====== Provided material ======

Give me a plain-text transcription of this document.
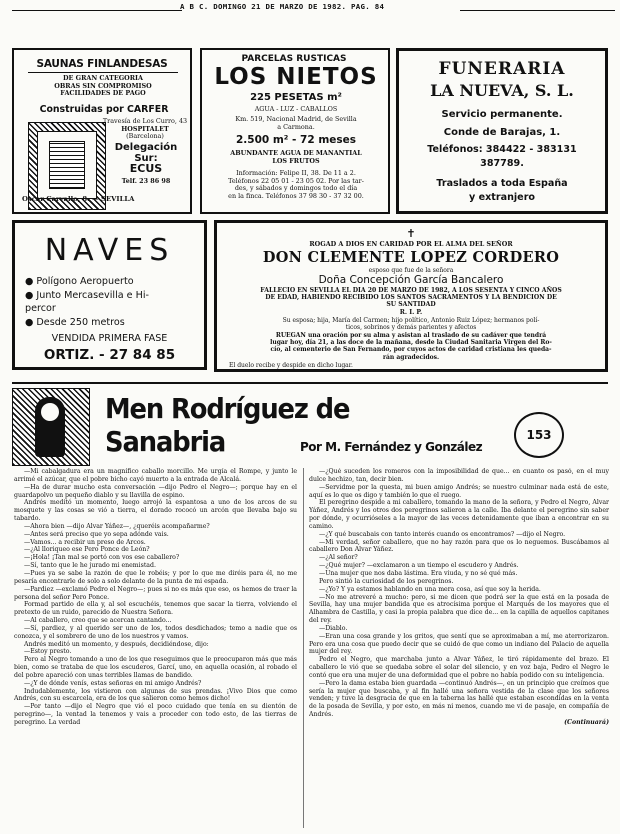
A B C. DOMINGO 21 DE MARZO DE 1982. PAG. 84
SAUNAS FINLANDESAS
DE GRAN CATEGORIA
OBRAS SIN COMPROMISO
FACILIDADES DE PAGO
Construidas por CARFER
Travesía de Los Curro, 43
HOSPITALET
(Barcelona)
Delegación Sur:
ECUS
Telf. 23 86 98
Oscar Carvallo, 8. — SEVILLA
PARCELAS RUSTICAS
LOS NIETOS
225 PESETAS m²
AGUA - LUZ - CABALLOS
Km. 519, Nacional Madrid, de Sevilla
a Carmona.
2.500 m² - 72 meses
ABUNDANTE AGUA DE MANANTIAL
LOS FRUTOS
Información: Felipe II, 38. De 11 a 2.
Teléfonos 22 05 01 - 23 05 02. Por las tar-
des, y sábados y domingos todo el día
en la finca. Teléfonos 37 98 30 - 37 32 00.
FUNERARIA
LA NUEVA, S. L.
Servicio permanente.
Conde de Barajas, 1.
Teléfonos: 384422 - 383131
387789.
Traslados a toda España
y extranjero
NAVES
● Polígono Aeropuerto
● Junto Mercasevilla e Hi-
percor
● Desde 250 metros
VENDIDA PRIMERA FASE
ORTIZ. - 27 84 85
✝
ROGAD A DIOS EN CARIDAD POR EL ALMA DEL SEÑOR
DON CLEMENTE LOPEZ CORDERO
esposo que fue de la señora
Doña Concepción García Bancalero
FALLECIO EN SEVILLA EL DIA 20 DE MARZO DE 1982, A LOS SESENTA Y CINCO AÑOS
DE EDAD, HABIENDO RECIBIDO LOS SANTOS SACRAMENTOS Y LA BENDICION DE
SU SANTIDAD
R. I. P.
Su esposa; hija, María del Carmen; hijo político, Antonio Ruiz López; hermanos polí-
ticos, sobrinos y demás parientes y afectos
RUEGAN una oración por su alma y asistan al traslado de su cadáver que tendrá
lugar hoy, día 21, a las doce de la mañana, desde la Ciudad Sanitaria Virgen del Ro-
cío, al cementerio de San Fernando, por cuyos actos de caridad cristiana les queda-
rán agradecidos.
El duelo recibe y despide en dicho lugar.
Men Rodríguez de Sanabria	Por M. Fernández y González
153

—Mi cabalgadura era un magnífico caballo morcillo. Me urgía el Rompe, y junto le arrimé el azúcar, que el pobre bicho cayó muerto a la entrada de Alcalá.

—Ha de durar mucho esta conversación —dijo Pedro el Negro—; porque hay en el guardapolvo un pequeño diablo y su llavilla de espino.

Andrés meditó un momento, luego arrojó la espantosa a uno de los arcos de su mosquete y las cosas se vió a tierra, el dorado rococó un arcón que llevaba bajo su tabardo.

—Ahora bien —dijo Alvar Yáñez—, ¿queréis acompañarme?

—Antes será preciso que yo sepa adónde vais.

—Vamos... a recibir un preso de Arcos.

—¿Al lloriqueo ese Pero Ponce de León?

—¡Hola! ¡Tan mal se portó con vos ese caballero?

—Sí, tanto que le he jurado mi enemistad.

—Pues ya se sabe la razón de que le robéis; y por lo que me diréis para él, no me pesaría encontrarle de solo a solo delante de la punta de mi espada.

—Pardiez —exclamó Pedro el Negro—; pues si no es más que eso, os hemos de traer la persona del señor Pero Ponce.

Formad partido de ella y, al sol escuchéis, tenemos que sacar la tierra, volviendo el pretexto de un ruido, parecido de Nuestra Señora.

—Al caballero, creo que se acercan cantando...

—Sí, pardiez, y al querido ser uno de los, todos desdichados; temo a nadie que os conozca, y el sombrero de uno de los nuestros y vamos.

Andrés meditó un momento, y después, decidiéndose, dijo:

—Estoy presto.

Pero al Negro tomando a uno de los que reseguimos que le preocuparon más que más bien, como se trataba de que los escuderos, Garcí, uno, en aquella ocasión, al robado el del pobre apareció con unas terribles llamas de bandido.

—¿Y de dónde venís, estas señoras en mi amigo Andrés?

Indudablemente, los vistieron con algunas de sus prendas. ¡Vivo Dios que como Andrés, con su escarcela, era de los que salieron como hemos dicho!

—Por tanto —dijo el Negro que vió el poco cuidado que tenía en su dientón de peregrino—, la ventad la tenemos y vais a proceder con todo esto, de las tierras de peregrino. La verdad

—¿Qué suceden los romeros con la imposibilidad de que... en cuanto os pasó, en el muy dulce hechizo, tan, decir bien.

—Servidme por la questa, mi buen amigo Andrés; se nuestro culminar nada está de este, aquí es lo que os digo y también lo que el ruego.

El peregrino despide a mi caballero, tomando la mano de la señora, y Pedro el Negro, Alvar Yáñez, Andrés y los otros dos peregrinos salieron a la calle. Iba delante el peregrino sin saber por dónde, y ocurrióseles a la mayor de las veces detenidamente que iban a encontrar en su camino.

—¿Y qué buscabais con tanto interés cuando os encontramos? —dijo el Negro.

—Mi verdad, señor caballero, que no hay razón para que os lo neguemos. Buscábamos al caballero Don Alvar Yáñez.

—¿Al señor?

—¿Qué mujer? —exclamaron a un tiempo el escudero y Andrés.

—Una mujer que nos daba lástima. Era viuda, y no sé qué más.

Pero sintió la curiosidad de los peregrinos.

—¿Yo? Y ya estamos hablando en una mera cosa, así que soy la herida.

—No me atreveré a mucho: pero, si me dicen que podrá ser la que está en la posada de Sevilla, hay una mujer bandida que es atrocísima porque el Marqués de los mayores que el Alhambra de Castilla, y casi la propia palabra que dice de... en la capilla de aquellos capitanes del rey.

—Diablo.

—Eran una cosa grande y los gritos, que sentí que se aproximaban a mí, me aterrorizaron. Pero era una cosa que puedo decir que se cuidó de que como un indiano del Palacio de aquella mujer del rey.

Pedro el Negro, que marchaba junto a Alvar Yáñez, le tiró rápidamente del brazo. El caballero le vió que se quedaba sobre el solar del silencio, y en voz baja, Pedro el Negro le contó que era una mujer de una deformidad que el pobre no había podido con su inteligencia.

—Pero la dama estaba bien guardada —continuó Andrés—, en un principio que creímos que sería la mujer que buscaba, y al fin hallé una señora vestida de la clase que los señores venden; y tuve la desgracia de que en la taberna las hallé que estaban escondidas en la venta de la posada de Sevilla, y por esto, en más ni menos, cuando me vi de pasaje, en compañía de Andrés.

(Continuará)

======

Short problem –
Of the lines in the data, how many hold the string "Teléfonos"? State the number, nothing else.

Result of the exercise –
3